(Dataset rows)
<<<<

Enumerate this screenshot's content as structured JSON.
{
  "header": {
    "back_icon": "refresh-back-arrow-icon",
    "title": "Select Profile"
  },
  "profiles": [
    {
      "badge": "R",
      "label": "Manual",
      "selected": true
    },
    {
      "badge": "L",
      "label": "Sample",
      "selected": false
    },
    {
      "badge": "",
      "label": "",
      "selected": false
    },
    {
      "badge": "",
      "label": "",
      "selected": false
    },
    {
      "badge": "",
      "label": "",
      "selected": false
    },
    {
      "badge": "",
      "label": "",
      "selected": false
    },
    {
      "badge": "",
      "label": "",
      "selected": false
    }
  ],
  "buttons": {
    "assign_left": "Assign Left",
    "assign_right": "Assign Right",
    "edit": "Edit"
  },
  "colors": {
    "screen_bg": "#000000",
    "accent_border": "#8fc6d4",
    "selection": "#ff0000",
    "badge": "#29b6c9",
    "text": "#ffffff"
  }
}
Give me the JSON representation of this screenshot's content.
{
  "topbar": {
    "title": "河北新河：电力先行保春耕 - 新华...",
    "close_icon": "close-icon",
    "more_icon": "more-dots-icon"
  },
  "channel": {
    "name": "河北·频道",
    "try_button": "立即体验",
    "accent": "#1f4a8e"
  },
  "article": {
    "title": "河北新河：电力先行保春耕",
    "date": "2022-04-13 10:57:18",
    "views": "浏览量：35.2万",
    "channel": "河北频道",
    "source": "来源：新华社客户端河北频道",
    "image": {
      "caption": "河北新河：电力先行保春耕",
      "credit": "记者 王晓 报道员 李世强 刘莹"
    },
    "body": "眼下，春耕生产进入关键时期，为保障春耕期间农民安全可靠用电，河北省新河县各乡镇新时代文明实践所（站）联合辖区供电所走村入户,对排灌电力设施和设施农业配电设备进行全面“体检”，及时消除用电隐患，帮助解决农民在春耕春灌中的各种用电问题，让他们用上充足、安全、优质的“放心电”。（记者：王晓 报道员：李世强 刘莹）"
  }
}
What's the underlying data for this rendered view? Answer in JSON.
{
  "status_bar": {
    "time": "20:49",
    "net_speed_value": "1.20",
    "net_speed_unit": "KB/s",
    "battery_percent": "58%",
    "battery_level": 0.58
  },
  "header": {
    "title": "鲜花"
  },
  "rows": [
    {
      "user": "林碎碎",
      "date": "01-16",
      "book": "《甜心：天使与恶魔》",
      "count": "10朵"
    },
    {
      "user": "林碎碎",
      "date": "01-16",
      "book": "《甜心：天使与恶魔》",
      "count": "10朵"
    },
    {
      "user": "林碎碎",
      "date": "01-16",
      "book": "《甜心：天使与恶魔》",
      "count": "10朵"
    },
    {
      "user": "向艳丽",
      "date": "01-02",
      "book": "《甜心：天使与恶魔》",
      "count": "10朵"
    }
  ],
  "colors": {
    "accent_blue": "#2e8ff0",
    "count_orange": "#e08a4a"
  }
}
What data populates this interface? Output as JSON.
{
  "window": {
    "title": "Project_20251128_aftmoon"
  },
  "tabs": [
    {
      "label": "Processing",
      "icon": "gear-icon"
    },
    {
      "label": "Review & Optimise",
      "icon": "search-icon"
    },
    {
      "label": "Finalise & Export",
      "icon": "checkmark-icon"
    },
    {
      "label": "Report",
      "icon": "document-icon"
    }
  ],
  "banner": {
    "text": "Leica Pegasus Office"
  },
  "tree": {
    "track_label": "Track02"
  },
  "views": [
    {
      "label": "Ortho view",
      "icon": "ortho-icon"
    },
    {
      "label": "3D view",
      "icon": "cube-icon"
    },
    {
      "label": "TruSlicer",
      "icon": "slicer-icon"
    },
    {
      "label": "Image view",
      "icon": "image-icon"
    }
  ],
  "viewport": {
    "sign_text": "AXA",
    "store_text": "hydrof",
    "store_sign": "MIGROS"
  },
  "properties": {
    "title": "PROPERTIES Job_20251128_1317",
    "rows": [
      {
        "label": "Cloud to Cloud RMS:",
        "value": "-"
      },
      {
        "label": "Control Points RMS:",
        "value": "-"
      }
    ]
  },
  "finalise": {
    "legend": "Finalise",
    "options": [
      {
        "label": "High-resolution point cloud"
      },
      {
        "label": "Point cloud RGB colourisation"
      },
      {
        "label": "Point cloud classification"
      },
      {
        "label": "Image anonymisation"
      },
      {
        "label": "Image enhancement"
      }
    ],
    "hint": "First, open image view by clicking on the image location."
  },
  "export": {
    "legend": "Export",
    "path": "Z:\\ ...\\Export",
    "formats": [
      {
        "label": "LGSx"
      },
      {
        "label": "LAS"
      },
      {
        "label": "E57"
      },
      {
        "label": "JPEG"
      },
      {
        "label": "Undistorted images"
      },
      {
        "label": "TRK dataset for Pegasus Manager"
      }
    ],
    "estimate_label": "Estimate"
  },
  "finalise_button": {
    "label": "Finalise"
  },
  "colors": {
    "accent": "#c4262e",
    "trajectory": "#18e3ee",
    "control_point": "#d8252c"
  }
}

>>>>

### To be done:
Reproduce the full listing above, character for character.

### Finished answer:
Enumerate this screenshot's content as structured JSON.
{
  "header": {
    "back_icon": "refresh-back-arrow-icon",
    "title": "Select Profile"
  },
  "profiles": [
    {
      "badge": "R",
      "label": "Manual",
      "selected": true
    },
    {
      "badge": "L",
      "label": "Sample",
      "selected": false
    },
    {
      "badge": "",
      "label": "",
      "selected": false
    },
    {
      "badge": "",
      "label": "",
      "selected": false
    },
    {
      "badge": "",
      "label": "",
      "selected": false
    },
    {
      "badge": "",
      "label": "",
      "selected": false
    },
    {
      "badge": "",
      "label": "",
      "selected": false
    }
  ],
  "buttons": {
    "assign_left": "Assign Left",
    "assign_right": "Assign Right",
    "edit": "Edit"
  },
  "colors": {
    "screen_bg": "#000000",
    "accent_border": "#8fc6d4",
    "selection": "#ff0000",
    "badge": "#29b6c9",
    "text": "#ffffff"
  }
}
Give me the JSON representation of this screenshot's content.
{
  "topbar": {
    "title": "河北新河：电力先行保春耕 - 新华...",
    "close_icon": "close-icon",
    "more_icon": "more-dots-icon"
  },
  "channel": {
    "name": "河北·频道",
    "try_button": "立即体验",
    "accent": "#1f4a8e"
  },
  "article": {
    "title": "河北新河：电力先行保春耕",
    "date": "2022-04-13 10:57:18",
    "views": "浏览量：35.2万",
    "channel": "河北频道",
    "source": "来源：新华社客户端河北频道",
    "image": {
      "caption": "河北新河：电力先行保春耕",
      "credit": "记者 王晓 报道员 李世强 刘莹"
    },
    "body": "眼下，春耕生产进入关键时期，为保障春耕期间农民安全可靠用电，河北省新河县各乡镇新时代文明实践所（站）联合辖区供电所走村入户,对排灌电力设施和设施农业配电设备进行全面“体检”，及时消除用电隐患，帮助解决农民在春耕春灌中的各种用电问题，让他们用上充足、安全、优质的“放心电”。（记者：王晓 报道员：李世强 刘莹）"
  }
}
What's the underlying data for this rendered view? Answer in JSON.
{
  "status_bar": {
    "time": "20:49",
    "net_speed_value": "1.20",
    "net_speed_unit": "KB/s",
    "battery_percent": "58%",
    "battery_level": 0.58
  },
  "header": {
    "title": "鲜花"
  },
  "rows": [
    {
      "user": "林碎碎",
      "date": "01-16",
      "book": "《甜心：天使与恶魔》",
      "count": "10朵"
    },
    {
      "user": "林碎碎",
      "date": "01-16",
      "book": "《甜心：天使与恶魔》",
      "count": "10朵"
    },
    {
      "user": "林碎碎",
      "date": "01-16",
      "book": "《甜心：天使与恶魔》",
      "count": "10朵"
    },
    {
      "user": "向艳丽",
      "date": "01-02",
      "book": "《甜心：天使与恶魔》",
      "count": "10朵"
    }
  ],
  "colors": {
    "accent_blue": "#2e8ff0",
    "count_orange": "#e08a4a"
  }
}
What data populates this interface? Output as JSON.
{
  "window": {
    "title": "Project_20251128_aftmoon"
  },
  "tabs": [
    {
      "label": "Processing",
      "icon": "gear-icon"
    },
    {
      "label": "Review & Optimise",
      "icon": "search-icon"
    },
    {
      "label": "Finalise & Export",
      "icon": "checkmark-icon"
    },
    {
      "label": "Report",
      "icon": "document-icon"
    }
  ],
  "banner": {
    "text": "Leica Pegasus Office"
  },
  "tree": {
    "track_label": "Track02"
  },
  "views": [
    {
      "label": "Ortho view",
      "icon": "ortho-icon"
    },
    {
      "label": "3D view",
      "icon": "cube-icon"
    },
    {
      "label": "TruSlicer",
      "icon": "slicer-icon"
    },
    {
      "label": "Image view",
      "icon": "image-icon"
    }
  ],
  "viewport": {
    "sign_text": "AXA",
    "store_text": "hydrof",
    "store_sign": "MIGROS"
  },
  "properties": {
    "title": "PROPERTIES Job_20251128_1317",
    "rows": [
      {
        "label": "Cloud to Cloud RMS:",
        "value": "-"
      },
      {
        "label": "Control Points RMS:",
        "value": "-"
      }
    ]
  },
  "finalise": {
    "legend": "Finalise",
    "options": [
      {
        "label": "High-resolution point cloud"
      },
      {
        "label": "Point cloud RGB colourisation"
      },
      {
        "label": "Point cloud classification"
      },
      {
        "label": "Image anonymisation"
      },
      {
        "label": "Image enhancement"
      }
    ],
    "hint": "First, open image view by clicking on the image location."
  },
  "export": {
    "legend": "Export",
    "path": "Z:\\ ...\\Export",
    "formats": [
      {
        "label": "LGSx"
      },
      {
        "label": "LAS"
      },
      {
        "label": "E57"
      },
      {
        "label": "JPEG"
      },
      {
        "label": "Undistorted images"
      },
      {
        "label": "TRK dataset for Pegasus Manager"
      }
    ],
    "estimate_label": "Estimate"
  },
  "finalise_button": {
    "label": "Finalise"
  },
  "colors": {
    "accent": "#c4262e",
    "trajectory": "#18e3ee",
    "control_point": "#d8252c"
  }
}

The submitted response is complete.